-------- LISTED RECORDS

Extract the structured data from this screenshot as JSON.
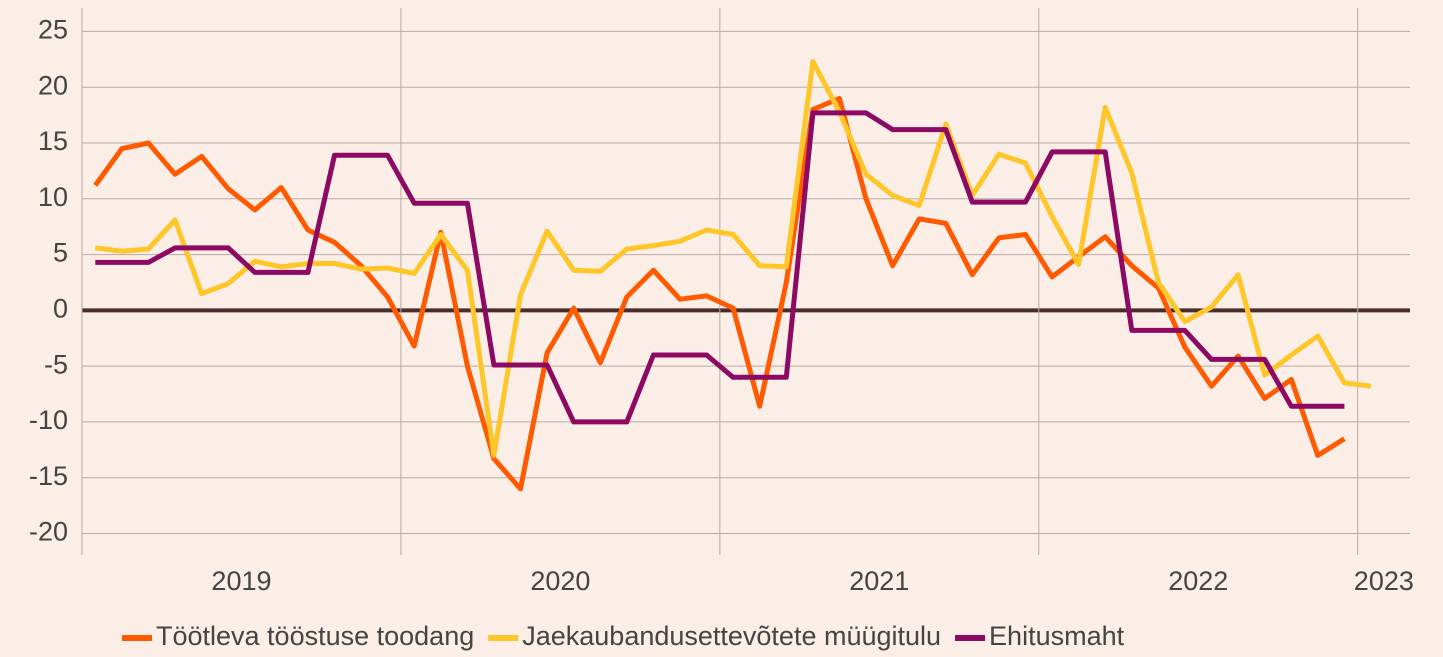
{
  "chart_data": {
    "type": "line",
    "categories": [
      null,
      null,
      null,
      null,
      null,
      null,
      null,
      null,
      null,
      null,
      null,
      null,
      null,
      null,
      null,
      null,
      null,
      null,
      null,
      null,
      null,
      null,
      null,
      null,
      null,
      null,
      null,
      null,
      null,
      null,
      null,
      null,
      null,
      null,
      null,
      null,
      null,
      null,
      null,
      null,
      null,
      null,
      null,
      null,
      null,
      null,
      null,
      null,
      null
    ],
    "series": [
      {
        "name": "Töötleva tööstuse toodang",
        "color": "#ff5a00",
        "values": [
          11.2,
          14.5,
          15,
          12.2,
          13.8,
          10.9,
          9,
          11,
          7.2,
          6.1,
          4,
          1.2,
          -3.2,
          7,
          -5,
          -13.3,
          -16,
          -3.8,
          0.2,
          -4.7,
          1.2,
          3.6,
          1,
          1.3,
          0.2,
          -8.6,
          2.5,
          18,
          19,
          10,
          4,
          8.2,
          7.8,
          3.2,
          6.5,
          6.8,
          3,
          4.8,
          6.6,
          4,
          2,
          -3.3,
          -6.8,
          -4.1,
          -7.9,
          -6.2,
          -13,
          -11.5,
          null
        ]
      },
      {
        "name": "Jaekaubandusettevõtete müügitulu",
        "color": "#ffc629",
        "values": [
          5.6,
          5.3,
          5.5,
          8.1,
          1.5,
          2.4,
          4.4,
          3.9,
          4.2,
          4.2,
          3.7,
          3.8,
          3.3,
          6.8,
          3.6,
          -13,
          1.4,
          7.1,
          3.6,
          3.5,
          5.5,
          5.8,
          6.2,
          7.2,
          6.8,
          4,
          3.9,
          22.3,
          17.8,
          12.2,
          10.3,
          9.4,
          16.7,
          10.3,
          14,
          13.2,
          8.4,
          4.1,
          18.2,
          12.3,
          2.5,
          -1,
          0.3,
          3.2,
          -5.8,
          -4,
          -2.3,
          -6.5,
          -6.8
        ]
      },
      {
        "name": "Ehitusmaht",
        "color": "#8c0a64",
        "values": [
          4.3,
          4.3,
          4.3,
          5.6,
          5.6,
          5.6,
          3.4,
          3.4,
          3.4,
          13.9,
          13.9,
          13.9,
          9.6,
          9.6,
          9.6,
          -4.9,
          -4.9,
          -4.9,
          -10,
          -10,
          -10,
          -4,
          -4,
          -4,
          -6,
          -6,
          -6,
          17.7,
          17.7,
          17.7,
          16.2,
          16.2,
          16.2,
          9.7,
          9.7,
          9.7,
          14.2,
          14.2,
          14.2,
          -1.8,
          -1.8,
          -1.8,
          -4.4,
          -4.4,
          -4.4,
          -8.6,
          -8.6,
          -8.6,
          null
        ]
      }
    ],
    "xlim": [
      2019,
      2023.164
    ],
    "xticks": [
      2019,
      2020,
      2021,
      2022,
      2023
    ],
    "ylim": [
      -21.3,
      27.1
    ],
    "yticks": [
      -20,
      -15,
      -10,
      -5,
      0,
      5,
      10,
      15,
      20,
      25
    ],
    "grid": true,
    "legend": "bottom"
  }
}
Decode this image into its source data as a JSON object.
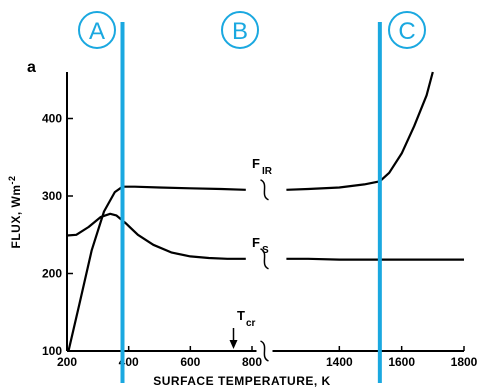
{
  "chart_data": {
    "type": "line",
    "panel_label": "a",
    "xlabel": "SURFACE TEMPERATURE, K",
    "ylabel": "FLUX, Wm",
    "ylabel_exponent": "-2",
    "x_ticks": [
      "200",
      "400",
      "600",
      "800",
      "1400",
      "1600",
      "1800"
    ],
    "x_segments": [
      {
        "label": "left",
        "range": [
          200,
          800
        ]
      },
      {
        "label": "right",
        "range": [
          1200,
          1800
        ]
      }
    ],
    "ylim": [
      100,
      460
    ],
    "y_ticks": [
      "100",
      "200",
      "300",
      "400"
    ],
    "regions": [
      {
        "letter": "A",
        "boundary_x": 380
      },
      {
        "letter": "B"
      },
      {
        "letter": "C",
        "boundary_x": 1530
      }
    ],
    "region_color": "#1aa8e0",
    "series": [
      {
        "name": "F",
        "subscript": "IR",
        "x": [
          205,
          240,
          280,
          320,
          355,
          380,
          420,
          500,
          600,
          700,
          780,
          1230,
          1300,
          1400,
          1480,
          1530,
          1560,
          1600,
          1640,
          1680,
          1700
        ],
        "y": [
          100,
          160,
          230,
          280,
          305,
          312,
          312,
          311,
          310,
          309,
          308,
          308,
          309,
          311,
          315,
          319,
          330,
          355,
          390,
          430,
          460
        ]
      },
      {
        "name": "F",
        "subscript": "S",
        "x": [
          200,
          230,
          270,
          310,
          340,
          360,
          390,
          430,
          480,
          540,
          600,
          660,
          720,
          780,
          1230,
          1300,
          1400,
          1500,
          1600,
          1700,
          1800
        ],
        "y": [
          249,
          250,
          260,
          273,
          277,
          275,
          265,
          250,
          237,
          227,
          222,
          220,
          219,
          219,
          219,
          219,
          218,
          218,
          218,
          218,
          218
        ]
      }
    ],
    "annotation": {
      "name": "T",
      "subscript": "cr",
      "x": 740
    }
  }
}
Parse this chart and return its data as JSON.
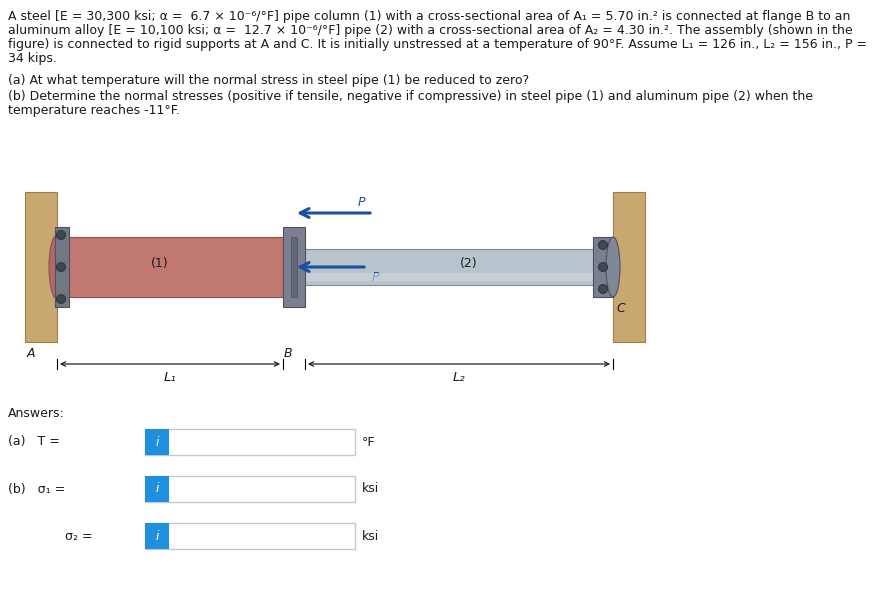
{
  "title_line1": "A steel [E = 30,300 ksi; α =  6.7 × 10⁻⁶/°F] pipe column (1) with a cross-sectional area of A₁ = 5.70 in.² is connected at flange B to an",
  "title_line2": "aluminum alloy [E = 10,100 ksi; α =  12.7 × 10⁻⁶/°F] pipe (2) with a cross-sectional area of A₂ = 4.30 in.². The assembly (shown in the",
  "title_line3": "figure) is connected to rigid supports at A and C. It is initially unstressed at a temperature of 90°F. Assume L₁ = 126 in., L₂ = 156 in., P =",
  "title_line4": "34 kips.",
  "question_a": "(a) At what temperature will the normal stress in steel pipe (1) be reduced to zero?",
  "question_b1": "(b) Determine the normal stresses (positive if tensile, negative if compressive) in steel pipe (1) and aluminum pipe (2) when the",
  "question_b2": "temperature reaches -11°F.",
  "answers_label": "Answers:",
  "answer_a_label": "(a)   T =",
  "answer_a_unit": "°F",
  "answer_b1_label": "(b)   σ₁ =",
  "answer_b1_unit": "ksi",
  "answer_b2_label": "σ₂ =",
  "answer_b2_unit": "ksi",
  "bg_color": "#ffffff",
  "input_box_color": "#ffffff",
  "input_box_border": "#c0c8d0",
  "input_icon_color": "#1e90dd",
  "text_color": "#1a1a1a",
  "wall_color": "#c8a870",
  "wall_edge_color": "#a08040",
  "pipe1_color": "#c07870",
  "pipe1_edge_color": "#905050",
  "pipe2_color": "#b8c4cc",
  "pipe2_edge_color": "#808898",
  "flange_color": "#7a8090",
  "flange_edge_color": "#505060",
  "bolt_color": "#606878",
  "arrow_color": "#1a4fa0",
  "figure_label_A": "A",
  "figure_label_B": "B",
  "figure_label_C": "C",
  "figure_label_1": "(1)",
  "figure_label_2": "(2)",
  "figure_label_L1": "L₁",
  "figure_label_L2": "L₂",
  "figure_label_P": "P"
}
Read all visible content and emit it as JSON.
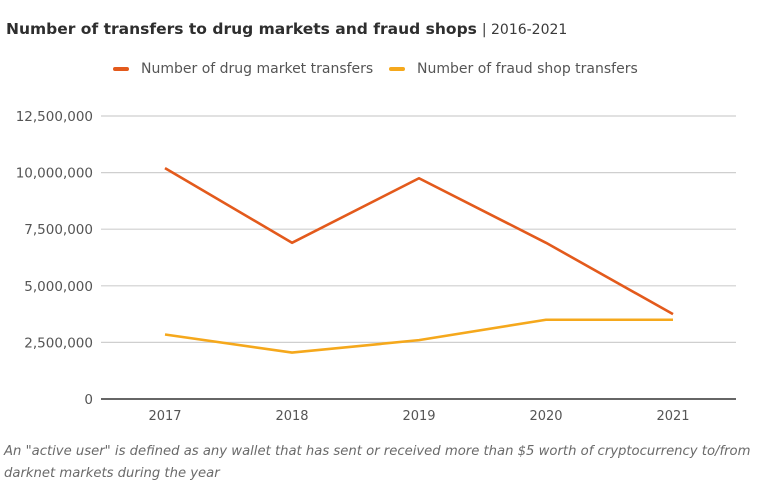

----------------

> _DIRECTIVE_:
List all lines above in which the string "steel" appears.

> _FINAL ANSWER_:
  "title_line1": "A steel [E = 30,300 ksi; α =  6.7 × 10⁻⁶/°F] pipe column (1) with a cross-sectional area of A₁ = 5.70 in.² is connected at flange B to an",
  "question_a": "(a) At what temperature will the normal stress in steel pipe (1) be reduced to zero?",
  "question_b1": "(b) Determine the normal stresses (positive if tensile, negative if compressive) in steel pipe (1) and aluminum pipe (2) when the",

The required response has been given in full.